### Records to use ###
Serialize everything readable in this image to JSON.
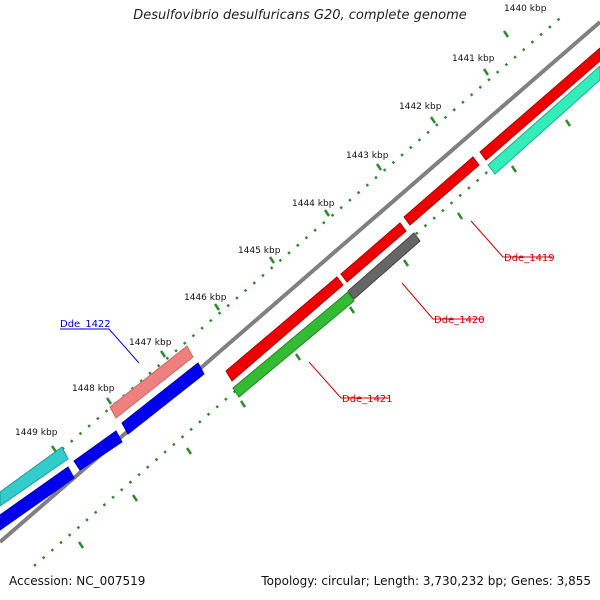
{
  "title": "Desulfovibrio desulfuricans G20, complete genome",
  "accession": "Accession: NC_007519",
  "summary": "Topology: circular; Length: 3,730,232 bp; Genes: 3,855",
  "ticks": [
    "1440 kbp",
    "1441 kbp",
    "1442 kbp",
    "1443 kbp",
    "1444 kbp",
    "1445 kbp",
    "1446 kbp",
    "1447 kbp",
    "1448 kbp",
    "1449 kbp"
  ],
  "gene_labels": [
    {
      "name": "Dde_1419",
      "color": "#cc0000"
    },
    {
      "name": "Dde_1420",
      "color": "#cc0000"
    },
    {
      "name": "Dde_1421",
      "color": "#cc0000"
    },
    {
      "name": "Dde_1422",
      "color": "#0000cc"
    }
  ],
  "colors": {
    "backbone": "#808080",
    "tick": "#2e8b2e",
    "forward_red": "#ee0000",
    "forward_pink": "#ee8080",
    "forward_cyan": "#33cccc",
    "reverse_blue": "#0000ee",
    "reverse_green": "#33bb33",
    "reverse_grey": "#666666",
    "reverse_mint": "#33eebb"
  }
}
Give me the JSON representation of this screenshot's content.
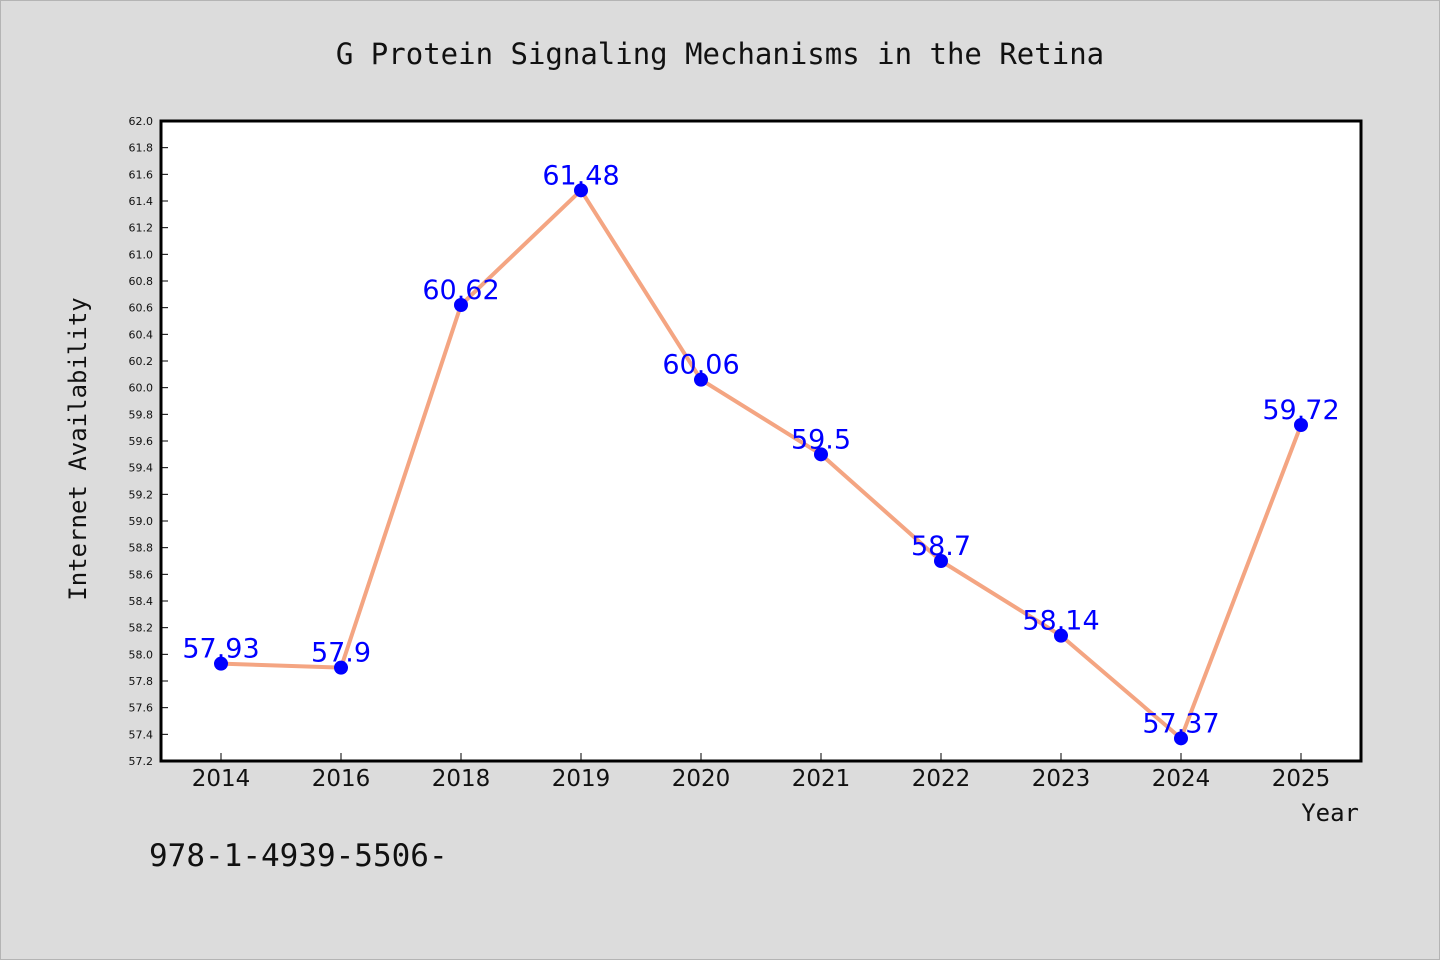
{
  "chart_data": {
    "type": "line",
    "title": "G Protein Signaling Mechanisms in the Retina",
    "xlabel": "Year",
    "ylabel": "Internet Availability",
    "categories": [
      "2014",
      "2016",
      "2018",
      "2019",
      "2020",
      "2021",
      "2022",
      "2023",
      "2024",
      "2025"
    ],
    "series": [
      {
        "values": [
          57.93,
          57.9,
          60.62,
          61.48,
          60.06,
          59.5,
          58.7,
          58.14,
          57.37,
          59.72
        ],
        "data_labels": [
          "57.93",
          "57.9",
          "60.62",
          "61.48",
          "60.06",
          "59.5",
          "58.7",
          "58.14",
          "57.37",
          "59.72"
        ]
      }
    ],
    "yticks": [
      "57.2",
      "57.4",
      "57.6",
      "57.8",
      "58.0",
      "58.2",
      "58.4",
      "58.6",
      "58.8",
      "59.0",
      "59.2",
      "59.4",
      "59.6",
      "59.8",
      "60.0",
      "60.2",
      "60.4",
      "60.6",
      "60.8",
      "61.0",
      "61.2",
      "61.4",
      "61.6",
      "61.8",
      "62.0"
    ],
    "ylim": [
      57.2,
      62.0
    ],
    "grid": false,
    "legend": "none",
    "colors": {
      "line": "#f4a582",
      "marker": "#0000ff",
      "data_label": "#0000ff",
      "background": "#dcdcdc",
      "plot_background": "#ffffff"
    }
  },
  "footer": {
    "text": "978-1-4939-5506-"
  }
}
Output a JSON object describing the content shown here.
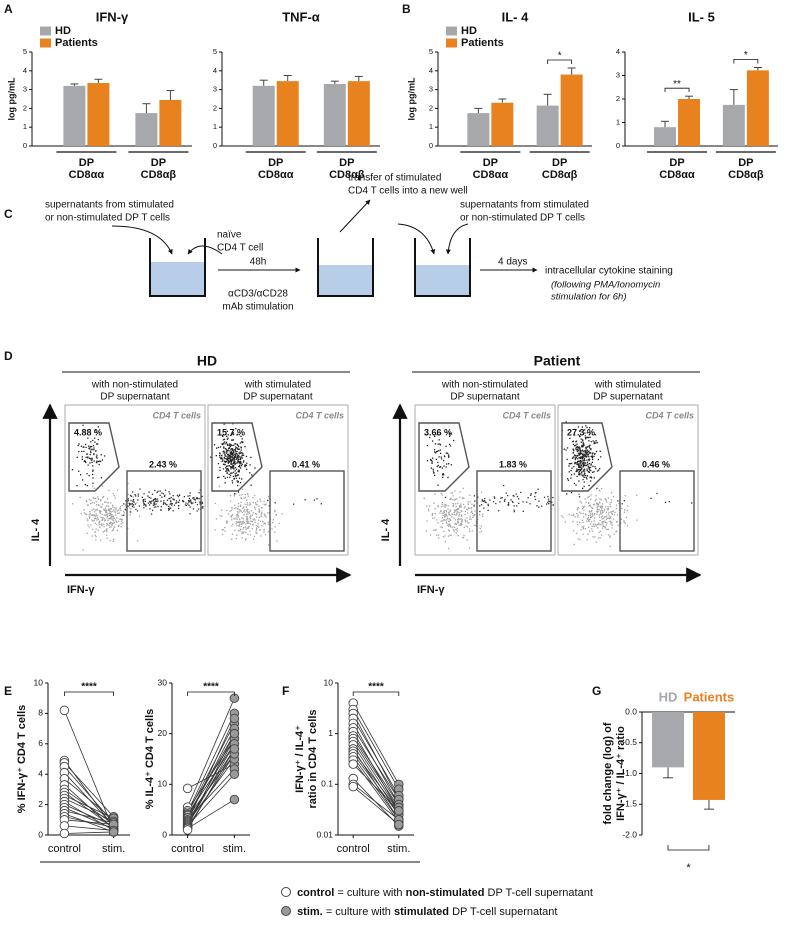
{
  "panel_labels": [
    "A",
    "B",
    "C",
    "D",
    "E",
    "F",
    "G"
  ],
  "chart_data": [
    {
      "type": "bar",
      "title": "IFN-γ",
      "ylabel": "log pg/mL",
      "categories": [
        [
          "DP",
          "CD8αα"
        ],
        [
          "DP",
          "CD8αβ"
        ]
      ],
      "series": [
        {
          "name": "HD",
          "color": "#a6a8ab",
          "values": [
            3.2,
            1.75
          ],
          "errors": [
            0.1,
            0.5
          ]
        },
        {
          "name": "Patients",
          "color": "#e8821e",
          "values": [
            3.35,
            2.45
          ],
          "errors": [
            0.2,
            0.5
          ]
        }
      ],
      "ylim": [
        0,
        5
      ],
      "yticks": [
        0,
        1,
        2,
        3,
        4,
        5
      ],
      "legend": "upper left"
    },
    {
      "type": "bar",
      "title": "TNF-α",
      "categories": [
        [
          "DP",
          "CD8αα"
        ],
        [
          "DP",
          "CD8αβ"
        ]
      ],
      "series": [
        {
          "color": "#a6a8ab",
          "values": [
            3.2,
            3.3
          ],
          "errors": [
            0.3,
            0.15
          ]
        },
        {
          "color": "#e8821e",
          "values": [
            3.45,
            3.45
          ],
          "errors": [
            0.3,
            0.25
          ]
        }
      ],
      "ylim": [
        0,
        5
      ],
      "yticks": [
        0,
        1,
        2,
        3,
        4,
        5
      ]
    },
    {
      "type": "bar",
      "title": "IL- 4",
      "ylabel": "log pg/mL",
      "categories": [
        [
          "DP",
          "CD8αα"
        ],
        [
          "DP",
          "CD8αβ"
        ]
      ],
      "series": [
        {
          "name": "HD",
          "color": "#a6a8ab",
          "values": [
            1.75,
            2.15
          ],
          "errors": [
            0.25,
            0.6
          ]
        },
        {
          "name": "Patients",
          "color": "#e8821e",
          "values": [
            2.3,
            3.8
          ],
          "errors": [
            0.2,
            0.35
          ]
        }
      ],
      "ylim": [
        0,
        5
      ],
      "yticks": [
        0,
        1,
        2,
        3,
        4,
        5
      ],
      "legend": "upper left",
      "significance": [
        {
          "label": "*",
          "category": 1
        }
      ]
    },
    {
      "type": "bar",
      "title": "IL- 5",
      "categories": [
        [
          "DP",
          "CD8αα"
        ],
        [
          "DP",
          "CD8αβ"
        ]
      ],
      "series": [
        {
          "color": "#a6a8ab",
          "values": [
            0.8,
            1.75
          ],
          "errors": [
            0.25,
            0.65
          ]
        },
        {
          "color": "#e8821e",
          "values": [
            2.0,
            3.22
          ],
          "errors": [
            0.12,
            0.12
          ]
        }
      ],
      "ylim": [
        0,
        4
      ],
      "yticks": [
        0,
        1,
        2,
        3,
        4
      ],
      "significance": [
        {
          "label": "**",
          "category": 0
        },
        {
          "label": "*",
          "category": 1
        }
      ]
    },
    {
      "type": "line",
      "ylabel": "% IFN-γ⁺ CD4 T cells",
      "categories": [
        "control",
        "stim."
      ],
      "colors": [
        "#ffffff",
        "#9a9a9a"
      ],
      "values": [
        [
          8.2,
          4.9,
          4.75,
          4.5,
          4.1,
          3.7,
          3.3,
          3.0,
          2.8,
          2.6,
          2.4,
          2.2,
          2.0,
          1.8,
          1.6,
          1.4,
          1.2,
          1.0,
          0.6,
          0.1
        ],
        [
          0.3,
          0.5,
          1.2,
          0.8,
          0.6,
          1.0,
          0.4,
          0.7,
          0.5,
          1.1,
          0.9,
          0.3,
          0.6,
          0.4,
          0.8,
          0.2,
          0.5,
          0.7,
          0.3,
          0.2
        ]
      ],
      "ylim": [
        0,
        10
      ],
      "yticks": [
        0,
        2,
        4,
        6,
        8,
        10
      ],
      "significance": [
        {
          "label": "****"
        }
      ]
    },
    {
      "type": "line",
      "ylabel": "% IL-4⁺ CD4 T cells",
      "categories": [
        "control",
        "stim."
      ],
      "colors": [
        "#ffffff",
        "#9a9a9a"
      ],
      "values": [
        [
          9.2,
          5.5,
          4.8,
          4.5,
          4.2,
          4.0,
          3.8,
          3.5,
          3.3,
          3.0,
          2.8,
          2.6,
          2.4,
          2.2,
          2.0,
          1.8,
          1.6,
          1.5,
          1.3,
          1.0
        ],
        [
          14,
          27,
          19,
          24,
          22,
          18,
          20,
          16,
          21,
          13,
          17,
          23,
          15,
          19,
          18,
          12,
          20,
          16,
          7,
          17
        ]
      ],
      "ylim": [
        0,
        30
      ],
      "yticks": [
        0,
        10,
        20,
        30
      ],
      "significance": [
        {
          "label": "****"
        }
      ]
    },
    {
      "type": "line",
      "ylabel": [
        "IFN-γ⁺ / IL-4⁺",
        "ratio in CD4 T cells"
      ],
      "log": true,
      "categories": [
        "control",
        "stim."
      ],
      "colors": [
        "#ffffff",
        "#9a9a9a"
      ],
      "values": [
        [
          4,
          3,
          2.5,
          2,
          1.6,
          1.3,
          1.1,
          0.9,
          0.8,
          0.7,
          0.6,
          0.5,
          0.45,
          0.4,
          0.35,
          0.3,
          0.25,
          0.13,
          0.1,
          0.09
        ],
        [
          0.1,
          0.08,
          0.05,
          0.06,
          0.04,
          0.05,
          0.03,
          0.04,
          0.035,
          0.03,
          0.025,
          0.02,
          0.03,
          0.025,
          0.02,
          0.018,
          0.03,
          0.015,
          0.02,
          0.016
        ]
      ],
      "ylim": [
        0.01,
        10
      ],
      "yticks": [
        0.01,
        0.1,
        1,
        10
      ],
      "significance": [
        {
          "label": "****"
        }
      ]
    },
    {
      "type": "bar",
      "ylabel": [
        "fold change (log) of",
        "IFN-γ⁺ / IL-4⁺ ratio"
      ],
      "categories": [
        "HD",
        "Patients"
      ],
      "colors": [
        "#a6a8ab",
        "#e8821e"
      ],
      "values": [
        -0.9,
        -1.43
      ],
      "errors": [
        0.17,
        0.15
      ],
      "ylim": [
        -2,
        0
      ],
      "yticks": [
        {
          "value": -2,
          "label": "-2.0"
        },
        {
          "value": -1.5,
          "label": "-1.5"
        },
        {
          "value": -1,
          "label": "-1.0"
        },
        {
          "value": -0.5,
          "label": "-0.5"
        },
        {
          "value": 0,
          "label": "0.0"
        }
      ],
      "significance": [
        {
          "label": "*"
        }
      ]
    }
  ],
  "diagram": {
    "supernatant_left": [
      "supernatants from stimulated",
      "or non-stimulated DP T cells"
    ],
    "naive": [
      "naïve",
      "CD4 T cell"
    ],
    "step1_time": "48h",
    "step1_stim": [
      "αCD3/αCD28",
      "mAb stimulation"
    ],
    "transfer": [
      "transfer of stimulated",
      "CD4 T cells into a new well"
    ],
    "supernatant_right": [
      "supernatants from stimulated",
      "or non-stimulated DP T cells"
    ],
    "step2_time": "4 days",
    "readout": "intracellular cytokine staining",
    "readout_note": [
      "(following PMA/Ionomycin",
      "stimulation for 6h)"
    ]
  },
  "flow": {
    "y_axis": "IL- 4",
    "x_axis": "IFN-γ",
    "gate_label": "CD4 T cells",
    "groups": [
      {
        "title": "HD",
        "plots": [
          {
            "condition": [
              "with non-stimulated",
              "DP supernatant"
            ],
            "upper_gate": "4.88 %",
            "lower_gate": "2.43 %"
          },
          {
            "condition": [
              "with stimulated",
              "DP supernatant"
            ],
            "upper_gate": "15.7 %",
            "lower_gate": "0.41 %"
          }
        ]
      },
      {
        "title": "Patient",
        "plots": [
          {
            "condition": [
              "with non-stimulated",
              "DP supernatant"
            ],
            "upper_gate": "3.66 %",
            "lower_gate": "1.83 %"
          },
          {
            "condition": [
              "with stimulated",
              "DP supernatant"
            ],
            "upper_gate": "27.3 %",
            "lower_gate": "0.46 %"
          }
        ]
      }
    ]
  },
  "legend": [
    {
      "term": "control",
      "before": "= culture with",
      "bold": "non-stimulated",
      "after": "DP T-cell supernatant"
    },
    {
      "term": "stim.",
      "before": "= culture with",
      "bold": "stimulated",
      "after": "DP T-cell supernatant"
    }
  ]
}
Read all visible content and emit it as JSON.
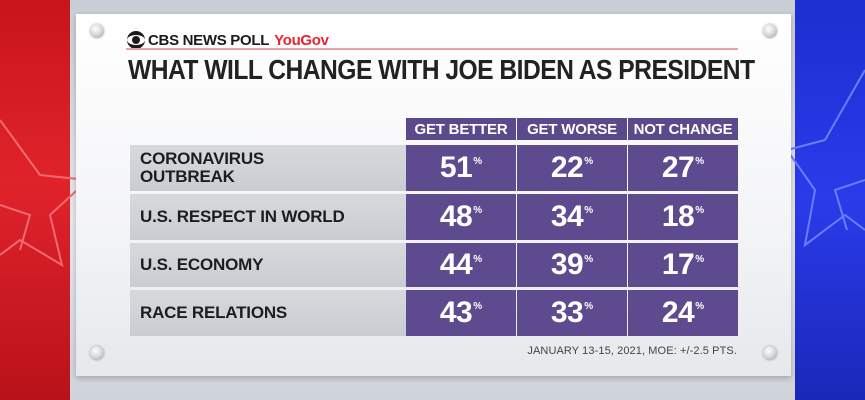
{
  "brand": {
    "network": "CBS NEWS POLL",
    "partner": "YouGov"
  },
  "title": "WHAT WILL CHANGE WITH JOE BIDEN AS PRESIDENT",
  "footnote": "JANUARY 13-15, 2021, MOE: +/-2.5 PTS.",
  "colors": {
    "header_bg": "#5a4a8c",
    "cell_bg": "#5e4a8e",
    "label_bg": "#cfd1d5",
    "yougov_red": "#e5262f",
    "left_bg": "#d51e26",
    "right_bg": "#2535dd"
  },
  "chart_data": {
    "type": "table",
    "title": "WHAT WILL CHANGE WITH JOE BIDEN AS PRESIDENT",
    "columns": [
      "GET BETTER",
      "GET WORSE",
      "NOT CHANGE"
    ],
    "rows": [
      {
        "label_lines": [
          "CORONAVIRUS",
          "OUTBREAK"
        ],
        "values": [
          51,
          22,
          27
        ]
      },
      {
        "label_lines": [
          "U.S. RESPECT IN WORLD"
        ],
        "values": [
          48,
          34,
          18
        ]
      },
      {
        "label_lines": [
          "U.S. ECONOMY"
        ],
        "values": [
          44,
          39,
          17
        ]
      },
      {
        "label_lines": [
          "RACE RELATIONS"
        ],
        "values": [
          43,
          33,
          24
        ]
      }
    ],
    "unit": "%"
  }
}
###
**What is being asked**
Among the entries above, how many lines contain the string "cells"? Write the number alone.

**Your solution**
7